**SET TASK 1:** Transcribe the passage of the blog post on women's education in Islam between "So the Holy" and "writing and teaching.", inclusive.
**SET TASK 2:** In the blog post on women's education in Islam, how far did the Prophet tell his followers they should be willing to go in search of knowledge?

**QUOTED PASSAGE:**
□ □ □ □ □ □ □

Monday, August 19, 2013

muslim women have right to get education

A Woman in Islam Has the Right to Get an Education


Since it is obligatory on every Muslim male and female to acquire knowledge, the woman has got as much right as the man has got for acquiring knowledge and education. Hence the injunctions of the Qur’an and Sunnah are equally applicable to men and women.

1. The importance which the Qur’an gives to education and learning can be judged from this fact that the first few verses of the Qur’an which were revealed on Prophet Muhammad (Allah's peace be upon him) instructed him to read. Al-Qur’an says:
“Read: In the name of thy Lord Who createth, createth man from a clot. Read: And thy Lord is the most Bounteous, Who teacheth by the pen, Teacheth man that which he knew not” - (Al-Alaq : verses 1-5).
So the Holy Qur’an, which is the revealed book of Islam, starts with the word `read', if put in the chronological order. In the verses mentioned above, the Qur’an uses three words
`read', `teaches' and `pen',
which shows how much is the importance of reading, learning, writing and teaching.
The Prophet of Islam made it obligatory on every Muslim male and female to acquire knowledge. According to another Tradition he exhorted his followers to search knowledge though they have to go as far as China. In another Hadith it is reported that the search for knowledge is an expiation for one's sins.

□ □ □ □ □ □ □

**DATA ROWS:**

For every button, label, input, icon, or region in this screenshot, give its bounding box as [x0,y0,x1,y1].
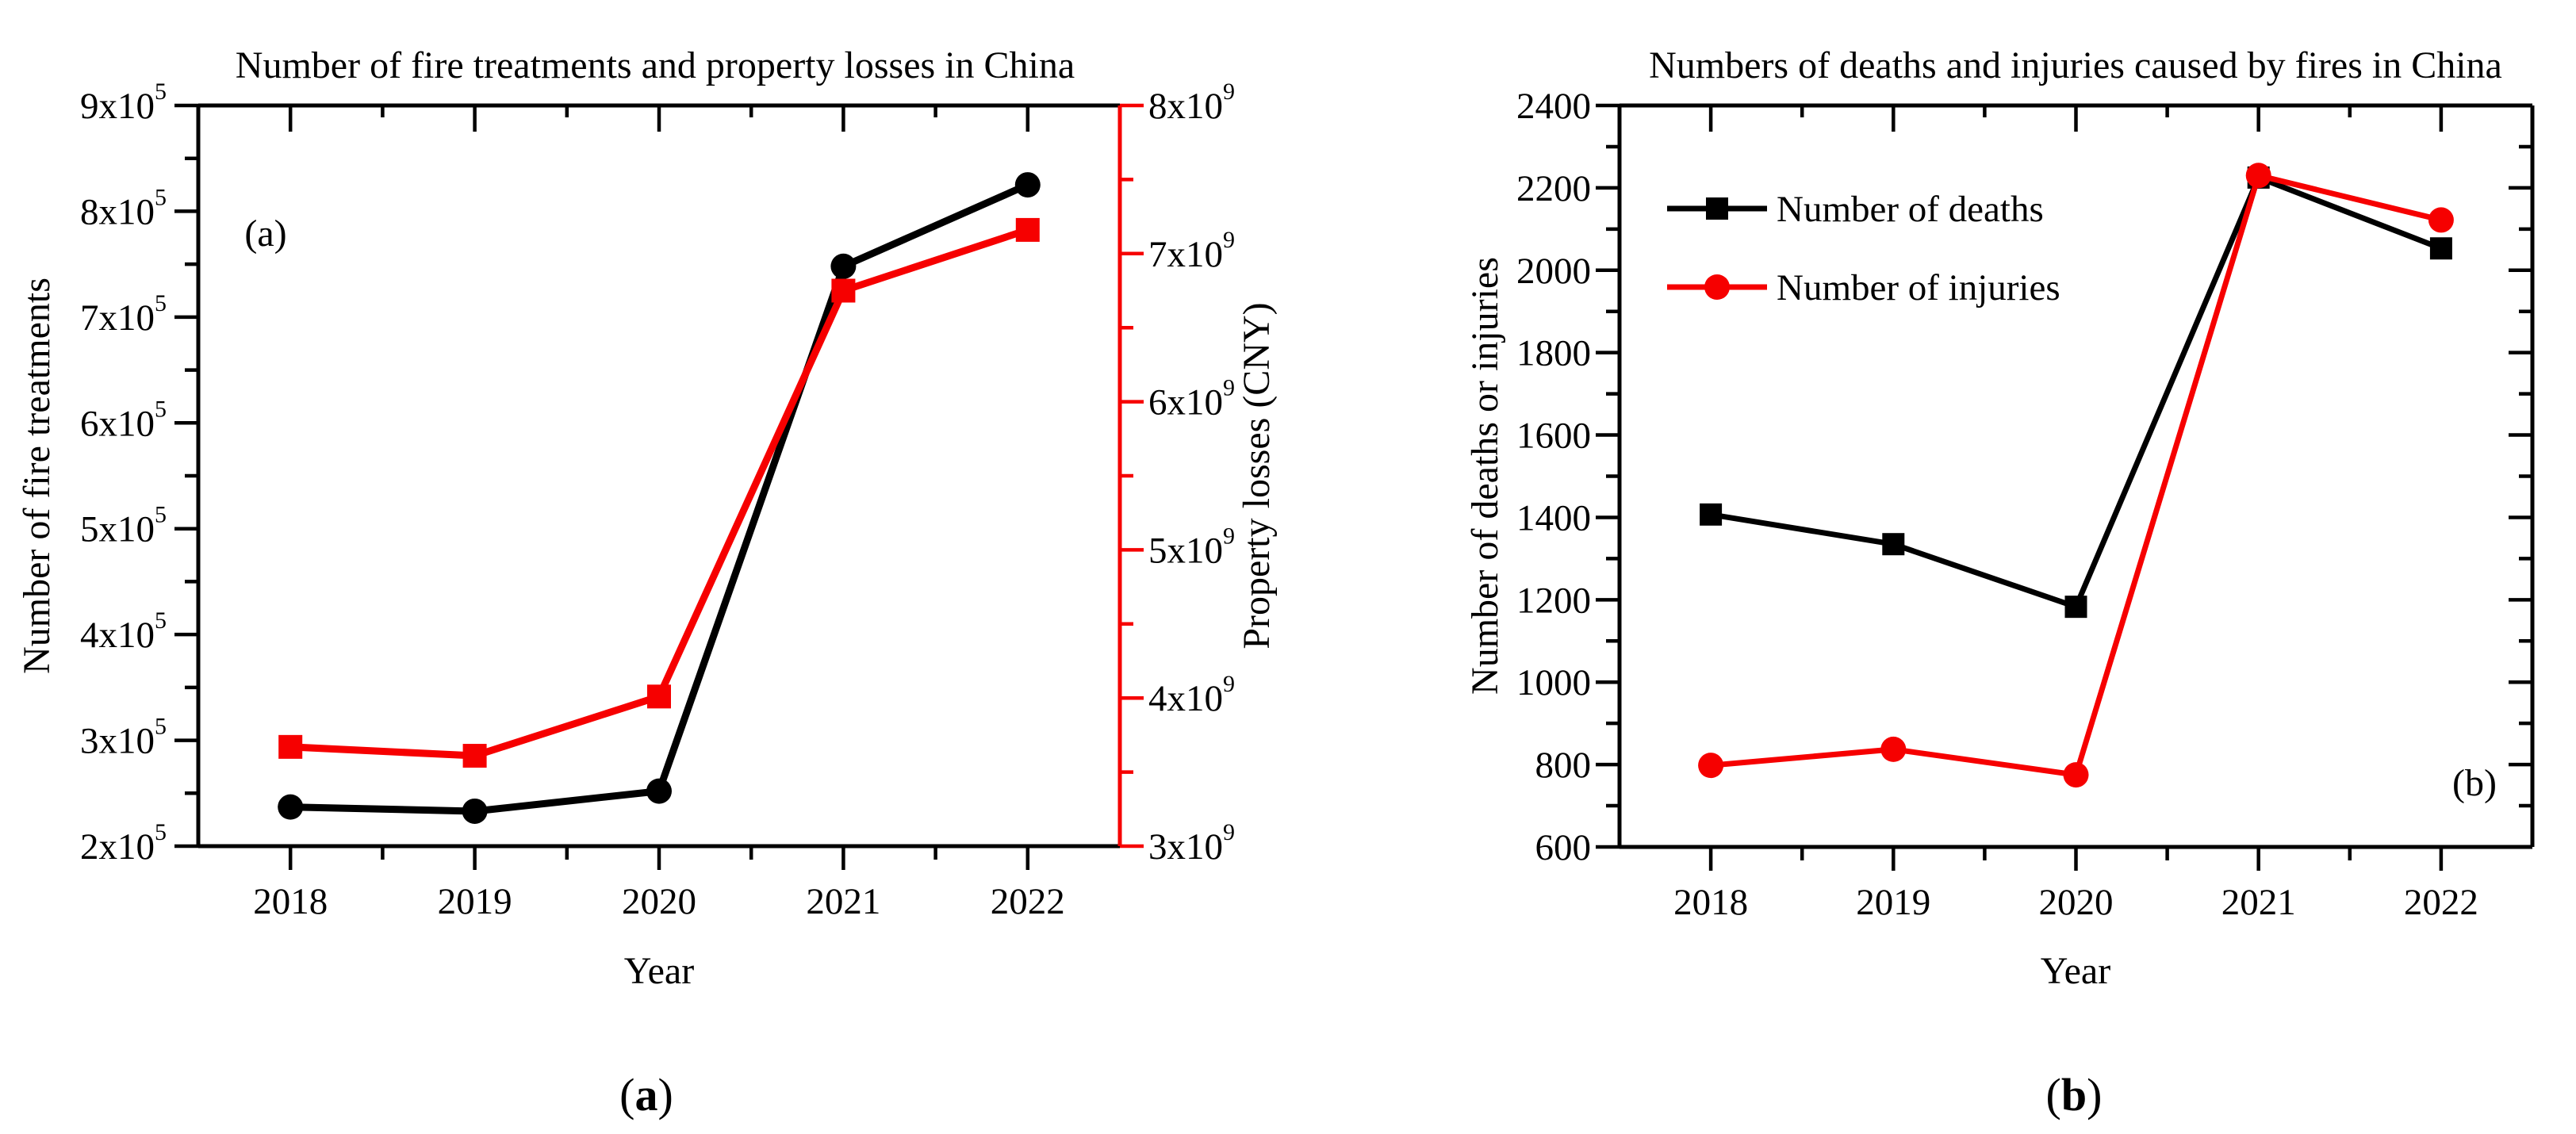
series-property-losses-cny- [278,217,1040,768]
series-property-losses-cny--line [286,226,1032,760]
chart-b-left-axis-title: Number of deaths or injuries [1464,257,1506,695]
series-number-of-fire-treatments-marker [278,794,304,820]
y-tick-label: 9x105 [80,79,167,127]
x-tick-label: 2019 [438,881,512,922]
series-number-of-injuries-line [1708,172,2444,778]
series-number-of-fire-treatments-marker [1014,172,1041,198]
x-tick-label: 2020 [622,881,696,922]
y-tick-label: 1400 [1516,497,1591,538]
y-tick-label: 600 [1535,827,1592,868]
series-number-of-injuries [1698,163,2454,788]
y-tick-label: 3x105 [80,714,167,762]
right-tick-label: 8x109 [1148,79,1235,127]
chart-a-caption-letter: a [635,1069,658,1121]
chart-b-caption-letter: b [2061,1069,2087,1121]
legend-item-2 [1667,274,1767,300]
chart-a-title: Number of fire treatments and property l… [236,44,1075,86]
y-tick-label: 1000 [1516,662,1591,703]
series-property-losses-cny--marker [1015,217,1040,242]
series-number-of-deaths-marker [1882,533,1905,556]
chart-a-caption-close: ) [658,1069,673,1121]
series-property-losses-cny--marker [462,744,487,768]
right-tick-label: 7x109 [1148,227,1235,275]
y-tick-label: 1200 [1516,580,1591,621]
chart-b-plot-area: 2018 2019 2020 2021 2022 600 800 1000 1200 1400 16… [1516,86,2535,923]
x-tick-label: 2021 [2221,882,2296,923]
y-tick-label: 2400 [1516,86,1591,127]
y-tick-label: 6x105 [80,396,167,444]
series-number-of-injuries-marker [2063,762,2089,788]
x-tick-label: 2022 [2404,882,2478,923]
series-number-of-fire-treatments-marker [830,253,857,279]
series-number-of-fire-treatments-line [286,181,1032,815]
series-number-of-fire-treatments [278,172,1041,824]
chart-a-x-axis-title: Year [624,950,694,992]
y-tick-label: 1800 [1516,333,1591,374]
series-number-of-deaths-marker [2429,237,2452,260]
chart-b-legend-label-injuries: Number of injuries [1777,267,2060,308]
x-tick-label: 2022 [991,881,1065,922]
chart-b-legend: Number of deaths Number of injuries [1777,189,2060,308]
series-number-of-deaths-line [1708,174,2444,610]
series-number-of-fire-treatments-marker [462,798,488,824]
series-number-of-injuries-marker [2428,207,2454,233]
legend-item-1 [1667,197,1767,220]
series-property-losses-cny--marker [278,734,303,759]
chart-a-caption-open: ( [619,1069,634,1121]
y-tick-label: 5x105 [80,502,167,550]
chart-b-caption-open: ( [2046,1069,2061,1121]
right-tick-label: 4x109 [1148,671,1235,719]
chart-a-plot-area: 2018 2019 2020 2021 2022 2x105 3x105 4x105 5x105… [80,79,1235,922]
x-tick-label: 2021 [806,881,880,922]
chart-b-panel-label: (b) [2452,762,2497,804]
legend-circle-marker [1704,274,1730,300]
x-tick-label: 2020 [2039,882,2114,923]
chart-a: 2018 2019 2020 2021 2022 2x105 3x105 4x105 5x105… [16,44,1278,1121]
series-number-of-deaths-marker [2064,596,2087,619]
x-tick-label: 2018 [1673,882,1748,923]
chart-a-right-axis-title: Property losses (CNY) [1236,302,1278,649]
y-tick-label: 2x105 [80,819,167,868]
series-number-of-deaths-marker [1700,503,1723,526]
y-tick-label: 7x105 [80,290,167,339]
y-tick-label: 800 [1535,745,1592,786]
chart-a-caption: (a) [619,1069,673,1121]
chart-a-panel-label: (a) [244,213,286,255]
y-tick-label: 4x105 [80,607,167,656]
chart-b-legend-label-deaths: Number of deaths [1777,189,2044,230]
chart-b-caption: (b) [2046,1069,2103,1121]
y-tick-label: 2200 [1516,168,1591,209]
series-number-of-deaths [1700,166,2452,619]
chart-b-title: Numbers of deaths and injuries caused by… [1649,44,2502,86]
x-tick-label: 2019 [1856,882,1930,923]
series-number-of-injuries-marker [2245,163,2271,189]
y-tick-label: 8x105 [80,184,167,232]
chart-a-left-axis-title: Number of fire treatments [16,278,58,674]
series-property-losses-cny--marker [647,684,671,709]
right-tick-label: 5x109 [1148,523,1235,571]
series-number-of-injuries-marker [1698,753,1724,779]
y-tick-label: 1600 [1516,416,1591,457]
series-number-of-fire-treatments-marker [646,778,672,804]
chart-b-caption-close: ) [2087,1069,2102,1121]
chart-b-x-axis-title: Year [2041,950,2110,992]
right-tick-label: 3x109 [1148,819,1235,868]
chart-b: 2018 2019 2020 2021 2022 600 800 1000 1200 1400 16… [1464,44,2535,1121]
series-number-of-injuries-marker [1880,736,1907,762]
y-tick-label: 2000 [1516,251,1591,292]
right-tick-label: 6x109 [1148,375,1235,423]
x-tick-label: 2018 [253,881,328,922]
series-property-losses-cny--marker [831,278,856,303]
legend-square-marker [1706,197,1728,220]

□ □ □ □ □ □ □

**FULL OUTPUT 1:**
So the Holy Qur’an, which is the revealed book of Islam, starts with the word `read', if put in the chronological order. In the verses mentioned above, the Qur’an uses three words
`read', `teaches' and `pen',
which shows how much is the importance of reading, learning, writing and teaching.

**FULL OUTPUT 2:** As far as China.